What you need to do -> Each entry below should be returned exactly as is, with the pictures removed.

Data for this exercise ->
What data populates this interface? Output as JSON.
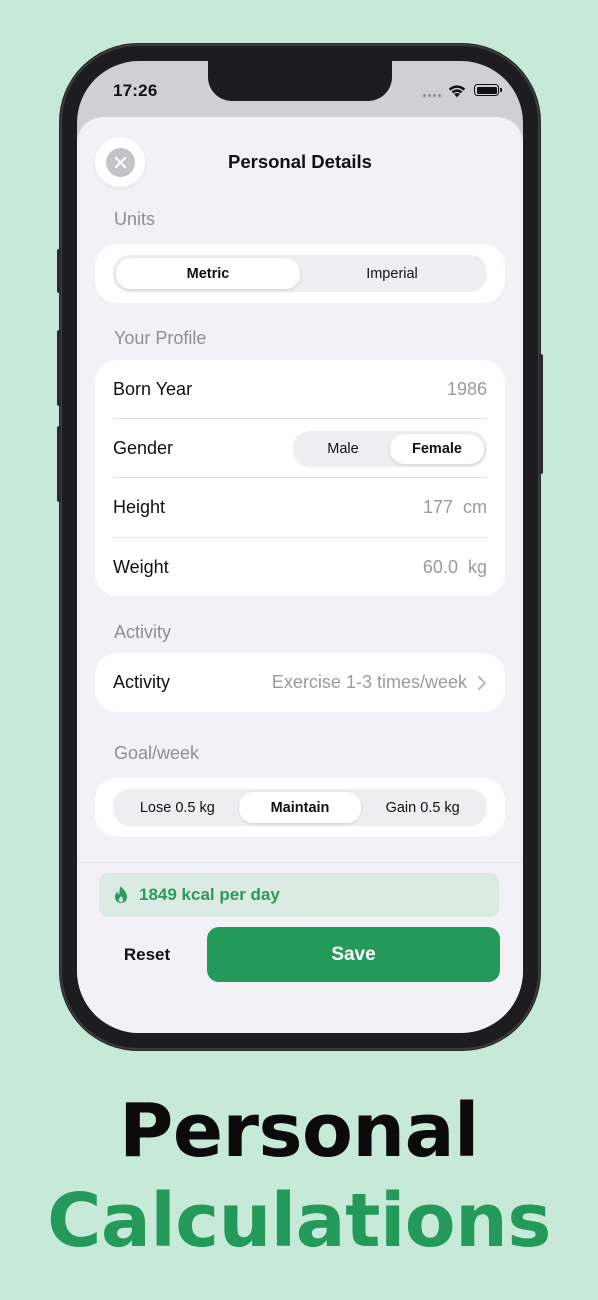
{
  "status_bar": {
    "time": "17:26"
  },
  "sheet": {
    "title": "Personal Details",
    "units": {
      "section_label": "Units",
      "options": [
        "Metric",
        "Imperial"
      ],
      "selected": "Metric"
    },
    "profile": {
      "section_label": "Your Profile",
      "born_year_label": "Born Year",
      "born_year_value": "1986",
      "gender_label": "Gender",
      "gender_options": [
        "Male",
        "Female"
      ],
      "gender_selected": "Female",
      "height_label": "Height",
      "height_value": "177",
      "height_unit": "cm",
      "weight_label": "Weight",
      "weight_value": "60.0",
      "weight_unit": "kg"
    },
    "activity": {
      "section_label": "Activity",
      "row_label": "Activity",
      "row_value": "Exercise 1-3 times/week"
    },
    "goal": {
      "section_label": "Goal/week",
      "options": [
        "Lose 0.5 kg",
        "Maintain",
        "Gain 0.5 kg"
      ],
      "selected": "Maintain"
    },
    "kcal_text": "1849 kcal per day",
    "reset_label": "Reset",
    "save_label": "Save"
  },
  "headline": {
    "line1": "Personal",
    "line2": "Calculations"
  },
  "colors": {
    "background": "#c6ead7",
    "accent_green": "#239a59",
    "kcal_banner_bg": "#dbeae3"
  }
}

Exercise result ->
What data populates this interface? Output as JSON.
{
  "status_bar": {
    "time": "17:26"
  },
  "sheet": {
    "title": "Personal Details",
    "units": {
      "section_label": "Units",
      "options": [
        "Metric",
        "Imperial"
      ],
      "selected": "Metric"
    },
    "profile": {
      "section_label": "Your Profile",
      "born_year_label": "Born Year",
      "born_year_value": "1986",
      "gender_label": "Gender",
      "gender_options": [
        "Male",
        "Female"
      ],
      "gender_selected": "Female",
      "height_label": "Height",
      "height_value": "177",
      "height_unit": "cm",
      "weight_label": "Weight",
      "weight_value": "60.0",
      "weight_unit": "kg"
    },
    "activity": {
      "section_label": "Activity",
      "row_label": "Activity",
      "row_value": "Exercise 1-3 times/week"
    },
    "goal": {
      "section_label": "Goal/week",
      "options": [
        "Lose 0.5 kg",
        "Maintain",
        "Gain 0.5 kg"
      ],
      "selected": "Maintain"
    },
    "kcal_text": "1849 kcal per day",
    "reset_label": "Reset",
    "save_label": "Save"
  },
  "headline": {
    "line1": "Personal",
    "line2": "Calculations"
  },
  "colors": {
    "background": "#c6ead7",
    "accent_green": "#239a59",
    "kcal_banner_bg": "#dbeae3"
  }
}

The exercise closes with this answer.